__AIM OF THE TASK__
Tally up the lines where the string "spare" appears; reply with the number only.

[Records excerpted from a collection]

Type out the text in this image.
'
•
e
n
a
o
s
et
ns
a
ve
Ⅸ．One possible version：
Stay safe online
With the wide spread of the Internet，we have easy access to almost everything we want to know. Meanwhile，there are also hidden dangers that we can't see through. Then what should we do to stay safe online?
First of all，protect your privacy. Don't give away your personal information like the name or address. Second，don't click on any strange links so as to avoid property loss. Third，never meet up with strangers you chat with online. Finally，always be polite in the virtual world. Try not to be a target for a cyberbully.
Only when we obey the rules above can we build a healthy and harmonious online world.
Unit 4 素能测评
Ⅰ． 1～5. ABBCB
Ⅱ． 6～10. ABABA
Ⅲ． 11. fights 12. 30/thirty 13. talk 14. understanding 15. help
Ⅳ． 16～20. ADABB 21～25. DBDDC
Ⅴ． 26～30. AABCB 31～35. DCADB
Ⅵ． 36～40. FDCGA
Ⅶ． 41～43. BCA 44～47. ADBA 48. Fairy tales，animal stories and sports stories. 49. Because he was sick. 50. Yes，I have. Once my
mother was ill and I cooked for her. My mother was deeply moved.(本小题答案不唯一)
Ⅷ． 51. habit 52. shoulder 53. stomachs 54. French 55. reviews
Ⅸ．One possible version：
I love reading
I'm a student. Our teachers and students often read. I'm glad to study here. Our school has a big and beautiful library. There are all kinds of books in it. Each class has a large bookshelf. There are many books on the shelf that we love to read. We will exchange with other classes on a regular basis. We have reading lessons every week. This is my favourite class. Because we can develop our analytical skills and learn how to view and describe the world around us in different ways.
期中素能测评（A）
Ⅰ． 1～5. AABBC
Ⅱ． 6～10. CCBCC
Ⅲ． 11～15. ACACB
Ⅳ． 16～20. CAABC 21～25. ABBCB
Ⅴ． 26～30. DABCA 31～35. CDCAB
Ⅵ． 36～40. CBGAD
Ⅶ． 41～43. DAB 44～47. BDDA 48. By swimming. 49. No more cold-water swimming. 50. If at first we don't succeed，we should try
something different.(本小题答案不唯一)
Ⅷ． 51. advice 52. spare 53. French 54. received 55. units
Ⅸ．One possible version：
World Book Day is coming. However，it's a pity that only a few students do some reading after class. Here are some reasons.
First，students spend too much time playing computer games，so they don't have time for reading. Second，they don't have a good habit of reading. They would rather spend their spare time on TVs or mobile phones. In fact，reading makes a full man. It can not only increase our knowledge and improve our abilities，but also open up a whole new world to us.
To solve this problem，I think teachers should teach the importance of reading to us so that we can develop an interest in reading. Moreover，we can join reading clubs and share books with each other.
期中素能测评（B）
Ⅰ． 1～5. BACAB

__SOLUTION__
2